### WORK TO COMPLETE
Please repeat all of the lines that follow, exactly as written.

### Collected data
++++++++++++++++++++

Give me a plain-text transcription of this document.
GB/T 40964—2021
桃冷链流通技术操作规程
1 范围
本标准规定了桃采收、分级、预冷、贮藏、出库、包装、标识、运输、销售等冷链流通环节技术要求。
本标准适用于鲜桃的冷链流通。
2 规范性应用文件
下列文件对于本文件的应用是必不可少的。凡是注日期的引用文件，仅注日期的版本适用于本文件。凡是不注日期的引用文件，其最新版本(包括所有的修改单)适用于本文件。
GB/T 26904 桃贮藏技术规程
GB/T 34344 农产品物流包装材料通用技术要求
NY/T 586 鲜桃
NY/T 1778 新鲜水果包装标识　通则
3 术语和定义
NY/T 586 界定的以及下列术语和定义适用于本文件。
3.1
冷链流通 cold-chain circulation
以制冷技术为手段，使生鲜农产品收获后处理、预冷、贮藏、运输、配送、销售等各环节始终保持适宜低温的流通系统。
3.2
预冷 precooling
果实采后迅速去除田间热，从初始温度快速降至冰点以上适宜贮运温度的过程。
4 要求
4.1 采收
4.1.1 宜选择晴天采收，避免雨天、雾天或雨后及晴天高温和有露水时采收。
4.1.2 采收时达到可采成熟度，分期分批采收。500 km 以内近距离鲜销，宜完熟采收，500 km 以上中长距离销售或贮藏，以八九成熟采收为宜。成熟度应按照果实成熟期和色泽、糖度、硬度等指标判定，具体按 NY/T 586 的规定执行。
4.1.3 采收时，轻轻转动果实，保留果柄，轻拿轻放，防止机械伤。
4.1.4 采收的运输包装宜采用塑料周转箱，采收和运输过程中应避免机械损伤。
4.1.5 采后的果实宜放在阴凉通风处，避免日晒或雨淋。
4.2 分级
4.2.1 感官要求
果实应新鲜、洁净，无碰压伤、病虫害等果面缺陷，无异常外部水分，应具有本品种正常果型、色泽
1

++++++++++++++++++++

### SOLUTION FOR THIS TASK
Give me a plain-text transcription of this document.
GB/T 40964—2021
桃冷链流通技术操作规程
1 范围
本标准规定了桃采收、分级、预冷、贮藏、出库、包装、标识、运输、销售等冷链流通环节技术要求。
本标准适用于鲜桃的冷链流通。
2 规范性应用文件
下列文件对于本文件的应用是必不可少的。凡是注日期的引用文件，仅注日期的版本适用于本文件。凡是不注日期的引用文件，其最新版本(包括所有的修改单)适用于本文件。
GB/T 26904 桃贮藏技术规程
GB/T 34344 农产品物流包装材料通用技术要求
NY/T 586 鲜桃
NY/T 1778 新鲜水果包装标识　通则
3 术语和定义
NY/T 586 界定的以及下列术语和定义适用于本文件。
3.1
冷链流通 cold-chain circulation
以制冷技术为手段，使生鲜农产品收获后处理、预冷、贮藏、运输、配送、销售等各环节始终保持适宜低温的流通系统。
3.2
预冷 precooling
果实采后迅速去除田间热，从初始温度快速降至冰点以上适宜贮运温度的过程。
4 要求
4.1 采收
4.1.1 宜选择晴天采收，避免雨天、雾天或雨后及晴天高温和有露水时采收。
4.1.2 采收时达到可采成熟度，分期分批采收。500 km 以内近距离鲜销，宜完熟采收，500 km 以上中长距离销售或贮藏，以八九成熟采收为宜。成熟度应按照果实成熟期和色泽、糖度、硬度等指标判定，具体按 NY/T 586 的规定执行。
4.1.3 采收时，轻轻转动果实，保留果柄，轻拿轻放，防止机械伤。
4.1.4 采收的运输包装宜采用塑料周转箱，采收和运输过程中应避免机械损伤。
4.1.5 采后的果实宜放在阴凉通风处，避免日晒或雨淋。
4.2 分级
4.2.1 感官要求
果实应新鲜、洁净，无碰压伤、病虫害等果面缺陷，无异常外部水分，应具有本品种正常果型、色泽
1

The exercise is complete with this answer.